Data excerpts:
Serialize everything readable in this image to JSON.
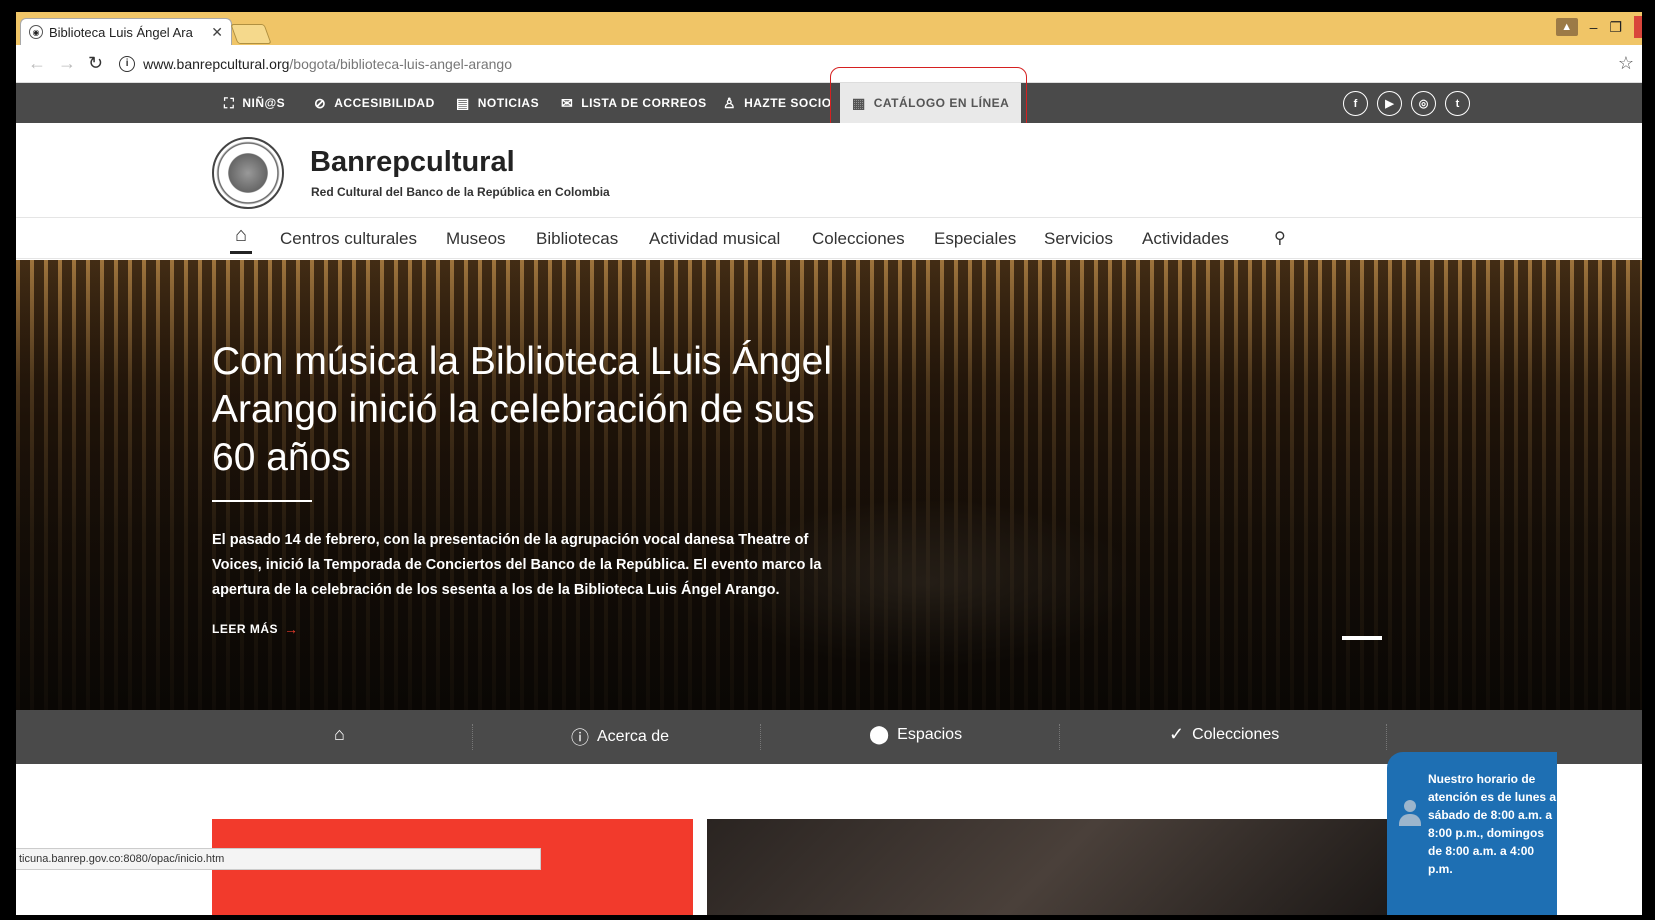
{
  "browser": {
    "tab_title": "Biblioteca Luis Ángel Ara",
    "url_domain": "www.banrepcultural.org",
    "url_path": "/bogota/biblioteca-luis-angel-arango",
    "status_url": "ticuna.banrep.gov.co:8080/opac/inicio.htm"
  },
  "utility_bar": {
    "items": [
      {
        "label": "NIÑ@S",
        "icon": "children-icon"
      },
      {
        "label": "ACCESIBILIDAD",
        "icon": "accessibility-icon"
      },
      {
        "label": "NOTICIAS",
        "icon": "news-icon"
      },
      {
        "label": "LISTA DE CORREOS",
        "icon": "mail-icon"
      },
      {
        "label": "HAZTE SOCIO",
        "icon": "user-icon"
      },
      {
        "label": "CATÁLOGO EN LÍNEA",
        "icon": "catalog-icon"
      }
    ],
    "social": [
      "facebook-icon",
      "youtube-icon",
      "instagram-icon",
      "twitter-icon"
    ]
  },
  "brand": {
    "name": "Banrepcultural",
    "subtitle": "Red Cultural del Banco de la República en Colombia"
  },
  "main_nav": {
    "items": [
      "Centros culturales",
      "Museos",
      "Bibliotecas",
      "Actividad musical",
      "Colecciones",
      "Especiales",
      "Servicios",
      "Actividades"
    ]
  },
  "hero": {
    "title": "Con música la Biblioteca Luis Ángel Arango inició la celebración de sus 60 años",
    "text": "El pasado 14 de febrero, con la presentación de la agrupación vocal danesa Theatre of Voices, inició la Temporada de Conciertos del Banco de la República. El evento marco la apertura de la celebración de los sesenta a los de la Biblioteca Luis Ángel Arango.",
    "read_more": "LEER MÁS"
  },
  "section_nav": {
    "items": [
      {
        "label": "",
        "icon": "home-icon"
      },
      {
        "label": "Acerca de",
        "icon": "info-icon"
      },
      {
        "label": "Espacios",
        "icon": "location-pin-icon"
      },
      {
        "label": "Colecciones",
        "icon": "checkmark-icon"
      }
    ]
  },
  "hours_widget": {
    "text": "Nuestro horario de atención es de lunes a sábado de 8:00 a.m. a 8:00 p.m., domingos de 8:00 a.m. a 4:00 p.m."
  },
  "colors": {
    "utility_bg": "#4a4a4a",
    "accent_red": "#f23a2c",
    "widget_blue": "#1e6fb3",
    "tabstrip": "#f0c567"
  }
}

● **AIM**: Using the material above, retype each entry exactly and omit the pictures.

● **CORRECT RESPONSE**:
Serialize everything readable in this image to JSON.
{
  "browser": {
    "tab_title": "Biblioteca Luis Ángel Ara",
    "url_domain": "www.banrepcultural.org",
    "url_path": "/bogota/biblioteca-luis-angel-arango",
    "status_url": "ticuna.banrep.gov.co:8080/opac/inicio.htm"
  },
  "utility_bar": {
    "items": [
      {
        "label": "NIÑ@S",
        "icon": "children-icon"
      },
      {
        "label": "ACCESIBILIDAD",
        "icon": "accessibility-icon"
      },
      {
        "label": "NOTICIAS",
        "icon": "news-icon"
      },
      {
        "label": "LISTA DE CORREOS",
        "icon": "mail-icon"
      },
      {
        "label": "HAZTE SOCIO",
        "icon": "user-icon"
      },
      {
        "label": "CATÁLOGO EN LÍNEA",
        "icon": "catalog-icon"
      }
    ],
    "social": [
      "facebook-icon",
      "youtube-icon",
      "instagram-icon",
      "twitter-icon"
    ]
  },
  "brand": {
    "name": "Banrepcultural",
    "subtitle": "Red Cultural del Banco de la República en Colombia"
  },
  "main_nav": {
    "items": [
      "Centros culturales",
      "Museos",
      "Bibliotecas",
      "Actividad musical",
      "Colecciones",
      "Especiales",
      "Servicios",
      "Actividades"
    ]
  },
  "hero": {
    "title": "Con música la Biblioteca Luis Ángel Arango inició la celebración de sus 60 años",
    "text": "El pasado 14 de febrero, con la presentación de la agrupación vocal danesa Theatre of Voices, inició la Temporada de Conciertos del Banco de la República. El evento marco la apertura de la celebración de los sesenta a los de la Biblioteca Luis Ángel Arango.",
    "read_more": "LEER MÁS"
  },
  "section_nav": {
    "items": [
      {
        "label": "",
        "icon": "home-icon"
      },
      {
        "label": "Acerca de",
        "icon": "info-icon"
      },
      {
        "label": "Espacios",
        "icon": "location-pin-icon"
      },
      {
        "label": "Colecciones",
        "icon": "checkmark-icon"
      }
    ]
  },
  "hours_widget": {
    "text": "Nuestro horario de atención es de lunes a sábado de 8:00 a.m. a 8:00 p.m., domingos de 8:00 a.m. a 4:00 p.m."
  },
  "colors": {
    "utility_bg": "#4a4a4a",
    "accent_red": "#f23a2c",
    "widget_blue": "#1e6fb3",
    "tabstrip": "#f0c567"
  }
}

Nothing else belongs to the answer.